:: Given instruction ::
Print the entries verbatim, leaving out the images they contain.

(Figure contents as structured data)
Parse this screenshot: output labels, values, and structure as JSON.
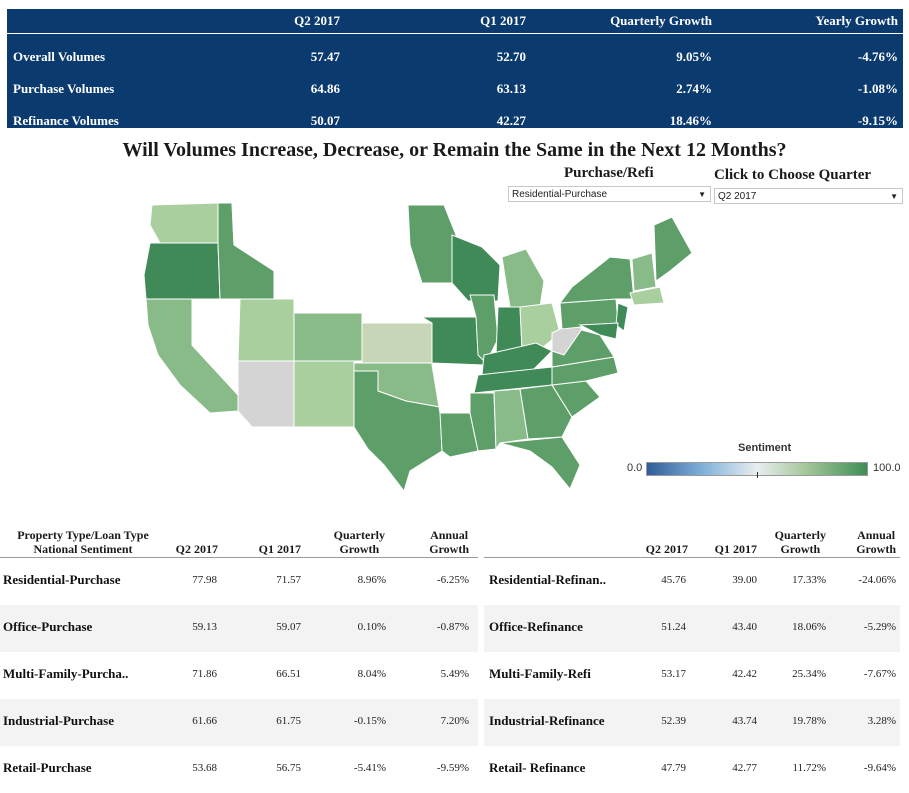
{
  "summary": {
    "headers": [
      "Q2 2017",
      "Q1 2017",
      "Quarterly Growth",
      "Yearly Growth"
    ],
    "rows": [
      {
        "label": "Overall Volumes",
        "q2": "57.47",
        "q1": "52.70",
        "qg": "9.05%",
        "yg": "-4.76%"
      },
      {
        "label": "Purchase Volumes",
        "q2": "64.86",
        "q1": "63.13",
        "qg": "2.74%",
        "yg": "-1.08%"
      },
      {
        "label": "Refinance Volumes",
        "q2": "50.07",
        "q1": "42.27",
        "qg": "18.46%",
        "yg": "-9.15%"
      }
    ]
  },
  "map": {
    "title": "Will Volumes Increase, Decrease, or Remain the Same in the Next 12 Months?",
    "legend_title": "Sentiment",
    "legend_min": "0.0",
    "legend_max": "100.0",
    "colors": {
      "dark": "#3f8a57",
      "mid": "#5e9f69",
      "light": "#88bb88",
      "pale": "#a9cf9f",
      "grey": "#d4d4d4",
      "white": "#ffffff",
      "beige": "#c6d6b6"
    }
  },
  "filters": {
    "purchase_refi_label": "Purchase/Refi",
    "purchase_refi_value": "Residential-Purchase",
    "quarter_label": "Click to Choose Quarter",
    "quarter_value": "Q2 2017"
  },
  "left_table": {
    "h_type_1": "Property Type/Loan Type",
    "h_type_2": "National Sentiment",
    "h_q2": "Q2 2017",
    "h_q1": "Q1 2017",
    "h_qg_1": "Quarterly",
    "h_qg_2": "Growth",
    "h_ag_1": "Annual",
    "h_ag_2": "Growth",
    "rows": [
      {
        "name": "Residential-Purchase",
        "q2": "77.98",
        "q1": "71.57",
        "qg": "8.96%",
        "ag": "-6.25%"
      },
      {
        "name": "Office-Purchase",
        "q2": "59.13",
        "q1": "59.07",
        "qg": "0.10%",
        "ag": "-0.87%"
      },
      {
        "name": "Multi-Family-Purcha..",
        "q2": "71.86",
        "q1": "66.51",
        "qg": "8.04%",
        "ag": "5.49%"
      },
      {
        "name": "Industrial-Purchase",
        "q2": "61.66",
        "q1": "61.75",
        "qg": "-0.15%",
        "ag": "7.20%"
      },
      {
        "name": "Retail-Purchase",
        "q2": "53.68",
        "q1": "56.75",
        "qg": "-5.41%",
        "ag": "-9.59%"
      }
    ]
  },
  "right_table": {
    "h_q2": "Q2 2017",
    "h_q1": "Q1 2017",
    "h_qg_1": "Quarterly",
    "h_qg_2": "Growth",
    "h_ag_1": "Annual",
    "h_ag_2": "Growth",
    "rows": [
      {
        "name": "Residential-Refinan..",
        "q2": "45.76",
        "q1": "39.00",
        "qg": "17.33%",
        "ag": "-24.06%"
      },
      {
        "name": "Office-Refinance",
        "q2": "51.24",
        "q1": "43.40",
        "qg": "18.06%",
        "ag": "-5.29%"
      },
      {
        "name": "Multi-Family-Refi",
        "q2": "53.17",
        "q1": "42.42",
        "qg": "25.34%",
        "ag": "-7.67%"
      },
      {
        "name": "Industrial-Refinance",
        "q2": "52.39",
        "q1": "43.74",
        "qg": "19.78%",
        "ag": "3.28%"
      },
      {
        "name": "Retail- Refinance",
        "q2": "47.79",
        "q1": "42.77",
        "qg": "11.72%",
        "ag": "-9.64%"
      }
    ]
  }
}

:: In response ::
Parse this screenshot: output labels, values, and structure as JSON.
{
  "summary": {
    "headers": [
      "Q2 2017",
      "Q1 2017",
      "Quarterly Growth",
      "Yearly Growth"
    ],
    "rows": [
      {
        "label": "Overall Volumes",
        "q2": "57.47",
        "q1": "52.70",
        "qg": "9.05%",
        "yg": "-4.76%"
      },
      {
        "label": "Purchase Volumes",
        "q2": "64.86",
        "q1": "63.13",
        "qg": "2.74%",
        "yg": "-1.08%"
      },
      {
        "label": "Refinance Volumes",
        "q2": "50.07",
        "q1": "42.27",
        "qg": "18.46%",
        "yg": "-9.15%"
      }
    ]
  },
  "map": {
    "title": "Will Volumes Increase, Decrease, or Remain the Same in the Next 12 Months?",
    "legend_title": "Sentiment",
    "legend_min": "0.0",
    "legend_max": "100.0",
    "colors": {
      "dark": "#3f8a57",
      "mid": "#5e9f69",
      "light": "#88bb88",
      "pale": "#a9cf9f",
      "grey": "#d4d4d4",
      "white": "#ffffff",
      "beige": "#c6d6b6"
    }
  },
  "filters": {
    "purchase_refi_label": "Purchase/Refi",
    "purchase_refi_value": "Residential-Purchase",
    "quarter_label": "Click to Choose Quarter",
    "quarter_value": "Q2 2017"
  },
  "left_table": {
    "h_type_1": "Property Type/Loan Type",
    "h_type_2": "National Sentiment",
    "h_q2": "Q2 2017",
    "h_q1": "Q1 2017",
    "h_qg_1": "Quarterly",
    "h_qg_2": "Growth",
    "h_ag_1": "Annual",
    "h_ag_2": "Growth",
    "rows": [
      {
        "name": "Residential-Purchase",
        "q2": "77.98",
        "q1": "71.57",
        "qg": "8.96%",
        "ag": "-6.25%"
      },
      {
        "name": "Office-Purchase",
        "q2": "59.13",
        "q1": "59.07",
        "qg": "0.10%",
        "ag": "-0.87%"
      },
      {
        "name": "Multi-Family-Purcha..",
        "q2": "71.86",
        "q1": "66.51",
        "qg": "8.04%",
        "ag": "5.49%"
      },
      {
        "name": "Industrial-Purchase",
        "q2": "61.66",
        "q1": "61.75",
        "qg": "-0.15%",
        "ag": "7.20%"
      },
      {
        "name": "Retail-Purchase",
        "q2": "53.68",
        "q1": "56.75",
        "qg": "-5.41%",
        "ag": "-9.59%"
      }
    ]
  },
  "right_table": {
    "h_q2": "Q2 2017",
    "h_q1": "Q1 2017",
    "h_qg_1": "Quarterly",
    "h_qg_2": "Growth",
    "h_ag_1": "Annual",
    "h_ag_2": "Growth",
    "rows": [
      {
        "name": "Residential-Refinan..",
        "q2": "45.76",
        "q1": "39.00",
        "qg": "17.33%",
        "ag": "-24.06%"
      },
      {
        "name": "Office-Refinance",
        "q2": "51.24",
        "q1": "43.40",
        "qg": "18.06%",
        "ag": "-5.29%"
      },
      {
        "name": "Multi-Family-Refi",
        "q2": "53.17",
        "q1": "42.42",
        "qg": "25.34%",
        "ag": "-7.67%"
      },
      {
        "name": "Industrial-Refinance",
        "q2": "52.39",
        "q1": "43.74",
        "qg": "19.78%",
        "ag": "3.28%"
      },
      {
        "name": "Retail- Refinance",
        "q2": "47.79",
        "q1": "42.77",
        "qg": "11.72%",
        "ag": "-9.64%"
      }
    ]
  }
}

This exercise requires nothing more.